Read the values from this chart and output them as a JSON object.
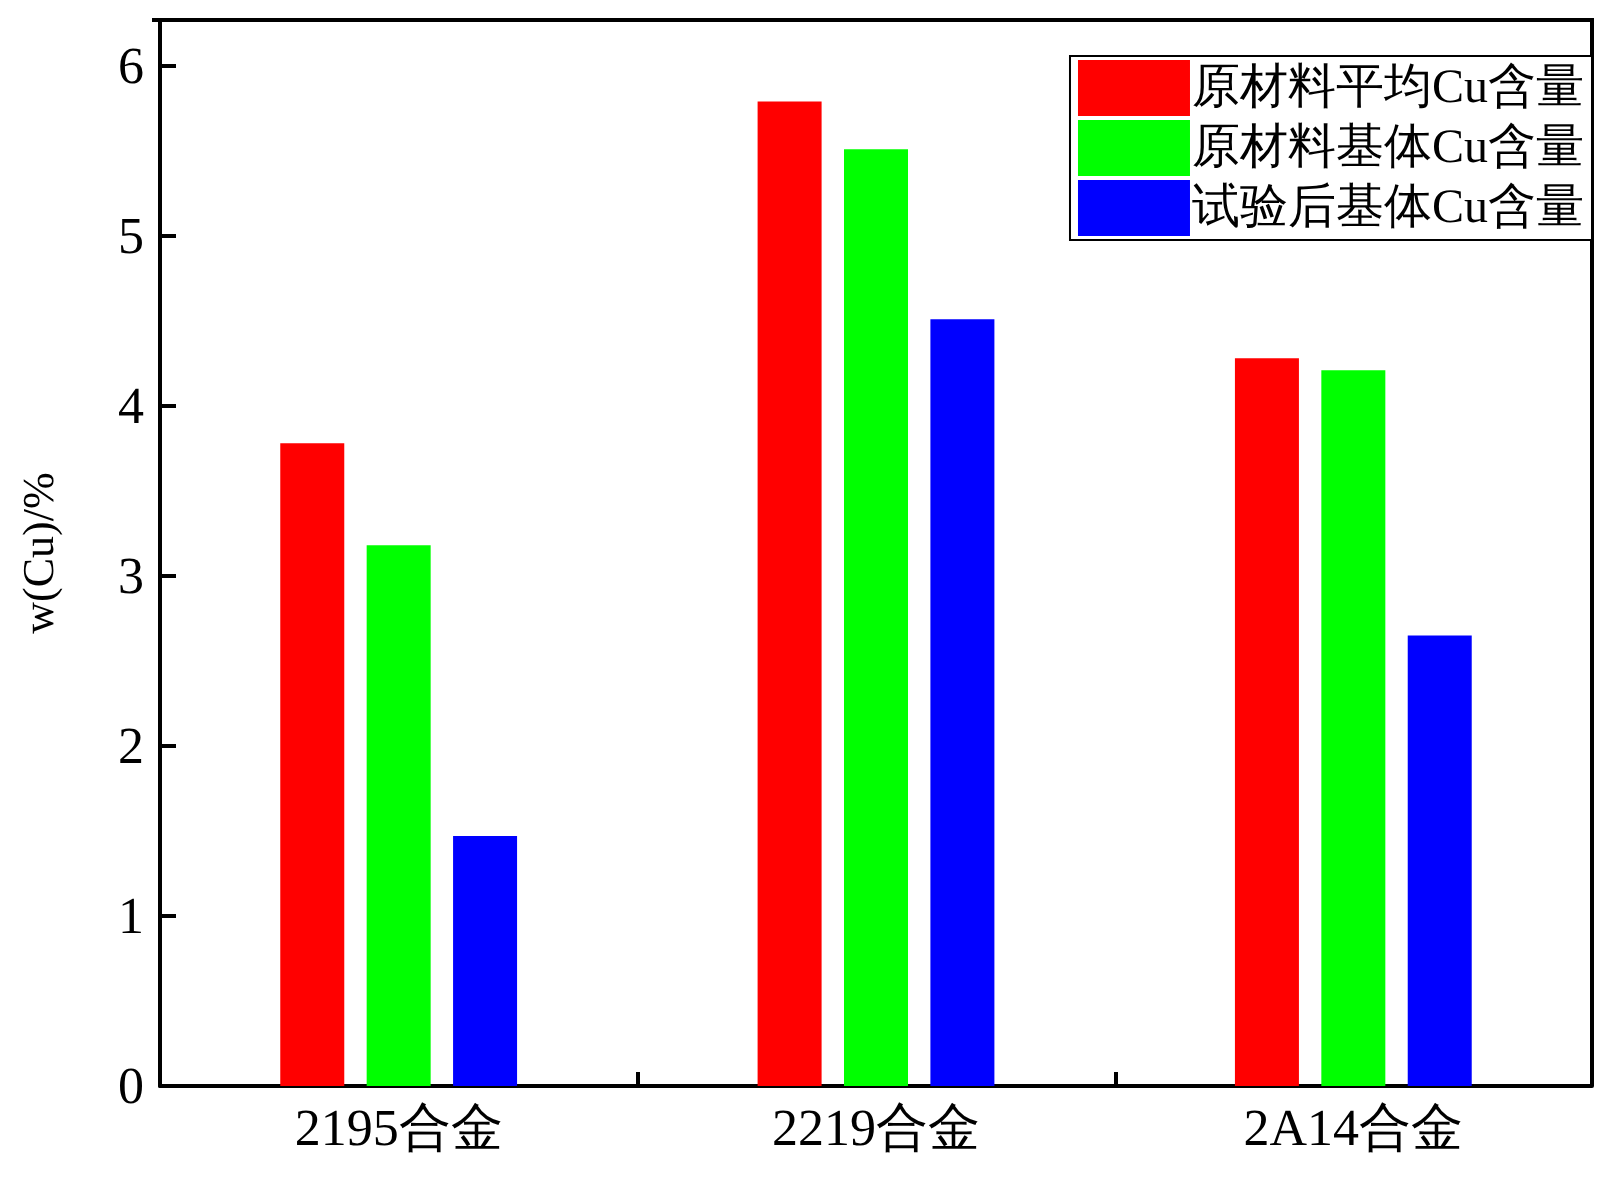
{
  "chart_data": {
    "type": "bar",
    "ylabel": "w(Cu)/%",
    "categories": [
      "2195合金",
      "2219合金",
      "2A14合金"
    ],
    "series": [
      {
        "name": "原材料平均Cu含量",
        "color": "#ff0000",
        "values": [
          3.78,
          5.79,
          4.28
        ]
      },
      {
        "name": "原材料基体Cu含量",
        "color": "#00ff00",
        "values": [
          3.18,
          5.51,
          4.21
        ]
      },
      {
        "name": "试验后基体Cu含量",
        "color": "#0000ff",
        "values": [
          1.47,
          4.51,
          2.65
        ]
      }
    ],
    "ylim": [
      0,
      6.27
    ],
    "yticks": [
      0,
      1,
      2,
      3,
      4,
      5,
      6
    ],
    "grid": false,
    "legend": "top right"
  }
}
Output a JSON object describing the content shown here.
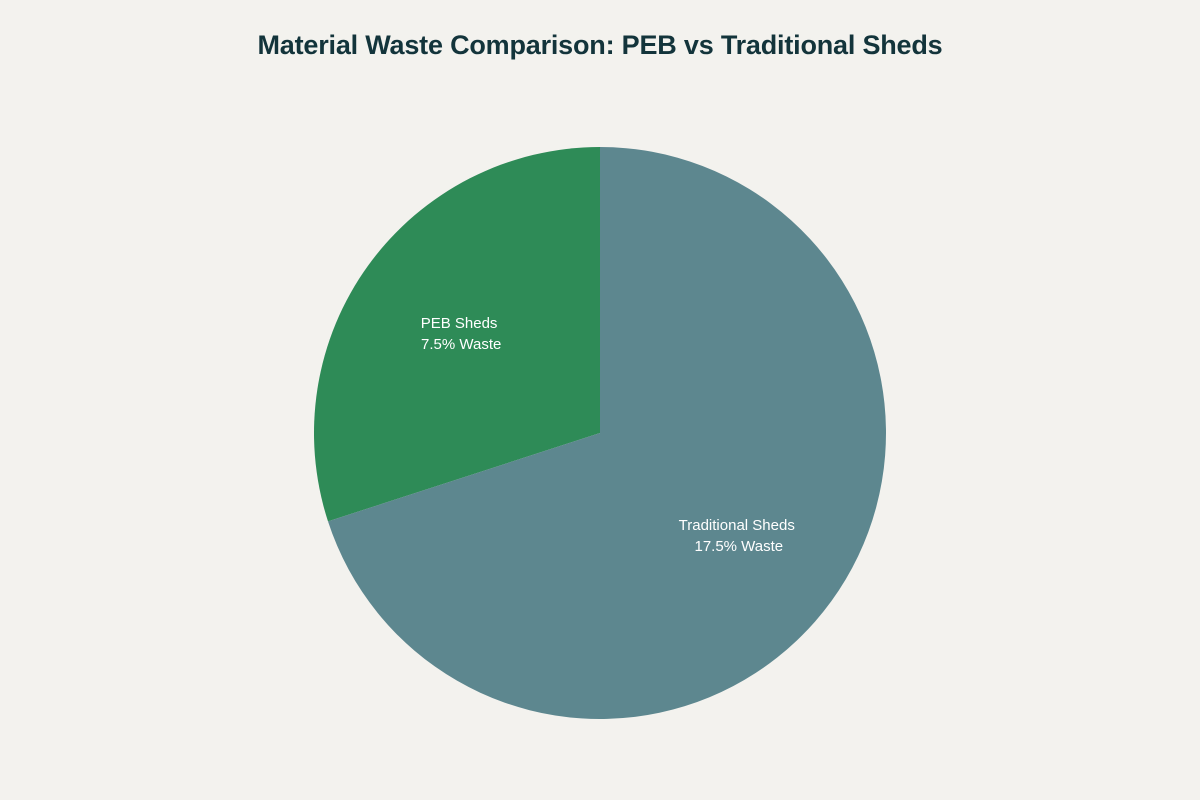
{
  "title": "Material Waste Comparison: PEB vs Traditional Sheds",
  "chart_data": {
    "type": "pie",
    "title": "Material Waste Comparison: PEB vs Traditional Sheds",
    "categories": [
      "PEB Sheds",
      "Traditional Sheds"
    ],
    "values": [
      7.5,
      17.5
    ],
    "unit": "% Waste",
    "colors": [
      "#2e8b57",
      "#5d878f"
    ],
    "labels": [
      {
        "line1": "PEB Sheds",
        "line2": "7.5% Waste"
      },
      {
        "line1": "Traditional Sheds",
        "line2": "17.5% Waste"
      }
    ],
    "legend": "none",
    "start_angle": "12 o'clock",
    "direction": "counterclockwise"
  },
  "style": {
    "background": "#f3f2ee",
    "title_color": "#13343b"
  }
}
※
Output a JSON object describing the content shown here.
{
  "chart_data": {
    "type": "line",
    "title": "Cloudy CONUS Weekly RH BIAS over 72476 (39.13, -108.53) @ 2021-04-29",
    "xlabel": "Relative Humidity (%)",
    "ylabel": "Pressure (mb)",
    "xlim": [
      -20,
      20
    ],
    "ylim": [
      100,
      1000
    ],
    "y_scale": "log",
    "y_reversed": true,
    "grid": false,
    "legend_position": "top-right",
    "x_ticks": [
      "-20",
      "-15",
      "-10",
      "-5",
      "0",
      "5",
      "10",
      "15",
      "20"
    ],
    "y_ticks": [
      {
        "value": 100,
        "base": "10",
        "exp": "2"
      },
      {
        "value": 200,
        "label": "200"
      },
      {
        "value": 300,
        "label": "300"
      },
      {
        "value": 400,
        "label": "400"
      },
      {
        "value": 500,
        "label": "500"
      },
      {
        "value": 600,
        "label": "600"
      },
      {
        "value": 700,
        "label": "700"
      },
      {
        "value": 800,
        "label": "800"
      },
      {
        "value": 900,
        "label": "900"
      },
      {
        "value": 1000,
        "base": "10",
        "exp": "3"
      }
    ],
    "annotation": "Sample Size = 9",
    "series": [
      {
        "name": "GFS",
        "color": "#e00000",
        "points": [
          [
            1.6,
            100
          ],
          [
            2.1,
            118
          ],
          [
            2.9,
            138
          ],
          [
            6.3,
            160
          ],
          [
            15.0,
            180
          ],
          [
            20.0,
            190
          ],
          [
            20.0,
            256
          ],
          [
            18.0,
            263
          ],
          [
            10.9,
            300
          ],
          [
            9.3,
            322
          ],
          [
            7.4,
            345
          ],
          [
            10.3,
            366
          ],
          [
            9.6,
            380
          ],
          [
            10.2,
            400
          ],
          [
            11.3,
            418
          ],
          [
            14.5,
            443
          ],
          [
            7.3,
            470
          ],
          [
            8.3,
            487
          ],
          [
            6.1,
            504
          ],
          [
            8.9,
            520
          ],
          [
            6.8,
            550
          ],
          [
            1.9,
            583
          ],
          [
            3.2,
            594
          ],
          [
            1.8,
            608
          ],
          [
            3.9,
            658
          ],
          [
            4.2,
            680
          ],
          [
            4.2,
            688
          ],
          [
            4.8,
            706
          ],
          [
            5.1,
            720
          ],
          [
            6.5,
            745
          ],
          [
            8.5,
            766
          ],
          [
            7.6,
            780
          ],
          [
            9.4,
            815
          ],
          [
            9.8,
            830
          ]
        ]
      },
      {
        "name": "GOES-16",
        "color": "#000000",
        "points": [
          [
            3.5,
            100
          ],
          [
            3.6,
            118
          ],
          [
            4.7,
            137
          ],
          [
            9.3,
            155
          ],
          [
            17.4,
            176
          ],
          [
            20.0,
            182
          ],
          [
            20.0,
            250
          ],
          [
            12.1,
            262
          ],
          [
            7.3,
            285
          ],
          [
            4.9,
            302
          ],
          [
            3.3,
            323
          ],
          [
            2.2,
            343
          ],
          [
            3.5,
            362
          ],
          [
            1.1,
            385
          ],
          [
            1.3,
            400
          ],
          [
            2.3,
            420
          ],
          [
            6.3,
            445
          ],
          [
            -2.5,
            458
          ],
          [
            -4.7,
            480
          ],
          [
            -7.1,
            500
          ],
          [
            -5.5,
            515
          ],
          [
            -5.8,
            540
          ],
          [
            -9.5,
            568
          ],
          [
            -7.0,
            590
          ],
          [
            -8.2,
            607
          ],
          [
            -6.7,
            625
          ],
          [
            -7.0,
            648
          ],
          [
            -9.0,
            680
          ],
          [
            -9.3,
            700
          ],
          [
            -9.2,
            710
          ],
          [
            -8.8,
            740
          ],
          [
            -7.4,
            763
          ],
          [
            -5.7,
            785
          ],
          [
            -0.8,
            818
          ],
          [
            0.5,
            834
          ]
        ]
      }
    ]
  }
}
※
■ **Objective**
Pick out every line of the listing containing the word "Material", and show those lines.

■ **Answer**
  "title": "Material Waste Comparison: PEB vs Traditional Sheds",
    "title": "Material Waste Comparison: PEB vs Traditional Sheds",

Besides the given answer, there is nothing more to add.